**BRIEF**:
Locate each line in the records containing "again". Copy it.

**RECORDS PROVIDED**:
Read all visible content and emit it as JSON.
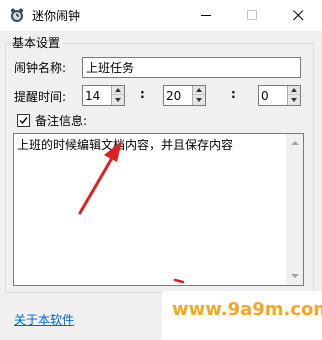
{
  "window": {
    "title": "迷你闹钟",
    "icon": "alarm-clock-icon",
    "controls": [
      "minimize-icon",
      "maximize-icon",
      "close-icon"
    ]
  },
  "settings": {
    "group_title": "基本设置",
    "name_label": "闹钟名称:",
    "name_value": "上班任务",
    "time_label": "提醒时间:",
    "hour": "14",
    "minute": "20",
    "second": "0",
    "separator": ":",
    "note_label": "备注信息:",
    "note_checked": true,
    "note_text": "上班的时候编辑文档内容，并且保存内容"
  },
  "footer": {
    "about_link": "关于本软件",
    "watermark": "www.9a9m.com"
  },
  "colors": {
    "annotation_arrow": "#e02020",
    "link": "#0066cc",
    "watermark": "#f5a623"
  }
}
...
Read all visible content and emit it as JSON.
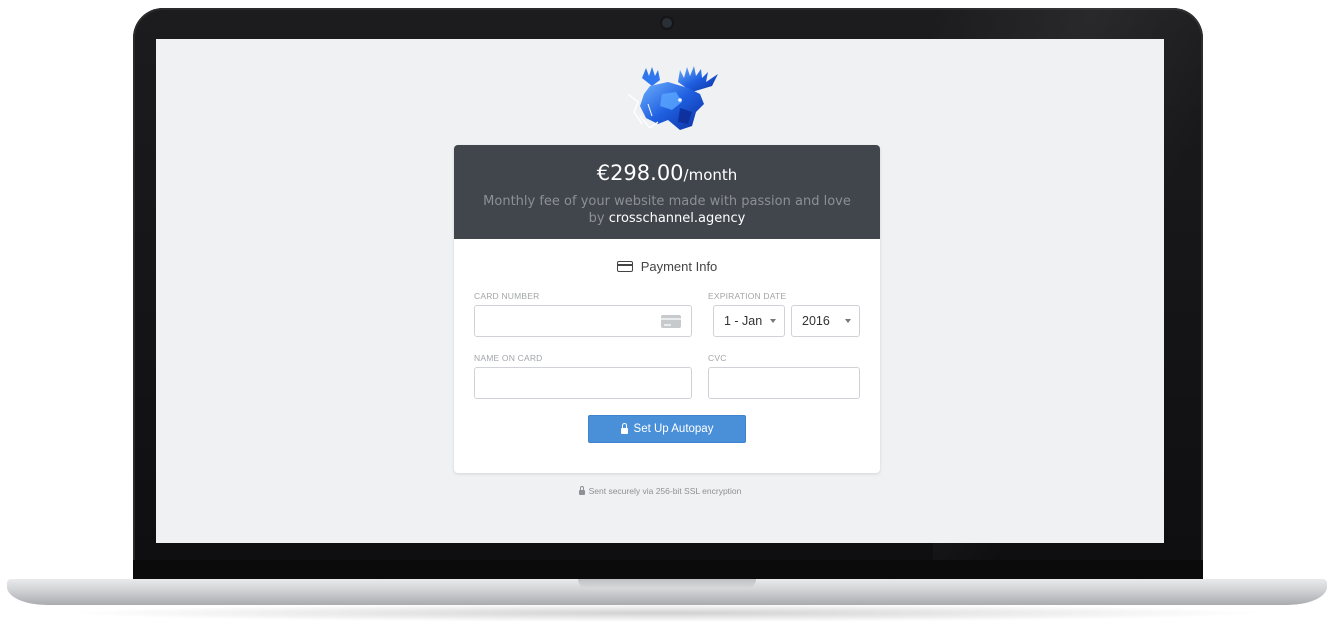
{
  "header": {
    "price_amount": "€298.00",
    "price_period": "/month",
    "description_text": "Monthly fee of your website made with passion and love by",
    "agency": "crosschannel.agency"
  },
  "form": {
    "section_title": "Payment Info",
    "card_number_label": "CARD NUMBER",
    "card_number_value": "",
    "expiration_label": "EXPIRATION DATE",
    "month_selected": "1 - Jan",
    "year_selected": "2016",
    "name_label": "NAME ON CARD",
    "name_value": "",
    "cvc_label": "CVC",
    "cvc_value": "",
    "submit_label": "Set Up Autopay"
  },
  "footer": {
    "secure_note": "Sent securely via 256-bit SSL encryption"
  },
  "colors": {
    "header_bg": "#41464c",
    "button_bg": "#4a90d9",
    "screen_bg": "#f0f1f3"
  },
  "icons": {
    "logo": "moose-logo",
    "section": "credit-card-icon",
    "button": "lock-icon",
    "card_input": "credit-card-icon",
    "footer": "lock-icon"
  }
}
* * *
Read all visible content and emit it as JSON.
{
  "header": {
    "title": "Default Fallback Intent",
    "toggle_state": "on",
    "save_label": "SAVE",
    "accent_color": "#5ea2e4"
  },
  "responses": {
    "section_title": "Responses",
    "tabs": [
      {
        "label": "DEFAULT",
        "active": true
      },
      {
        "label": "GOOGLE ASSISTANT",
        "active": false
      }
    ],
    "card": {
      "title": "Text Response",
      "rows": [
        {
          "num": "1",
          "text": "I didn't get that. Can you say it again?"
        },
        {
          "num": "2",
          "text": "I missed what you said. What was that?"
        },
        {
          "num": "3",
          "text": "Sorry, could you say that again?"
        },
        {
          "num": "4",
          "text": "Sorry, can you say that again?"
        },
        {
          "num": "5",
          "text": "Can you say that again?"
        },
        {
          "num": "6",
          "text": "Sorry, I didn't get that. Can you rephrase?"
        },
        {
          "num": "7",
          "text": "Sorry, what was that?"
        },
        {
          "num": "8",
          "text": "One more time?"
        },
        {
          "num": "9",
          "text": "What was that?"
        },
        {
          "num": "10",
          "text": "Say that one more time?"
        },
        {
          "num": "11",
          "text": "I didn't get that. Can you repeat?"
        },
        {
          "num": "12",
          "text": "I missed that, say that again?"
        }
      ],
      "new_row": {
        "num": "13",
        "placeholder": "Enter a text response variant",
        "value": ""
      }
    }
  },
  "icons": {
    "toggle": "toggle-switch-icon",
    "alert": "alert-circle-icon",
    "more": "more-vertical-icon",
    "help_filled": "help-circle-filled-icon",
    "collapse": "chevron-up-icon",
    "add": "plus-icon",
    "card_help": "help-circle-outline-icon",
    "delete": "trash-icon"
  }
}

**TASK RESPONSE**:
          "text": "I didn't get that. Can you say it again?"
          "text": "Sorry, could you say that again?"
          "text": "Sorry, can you say that again?"
          "text": "Can you say that again?"
          "text": "I missed that, say that again?"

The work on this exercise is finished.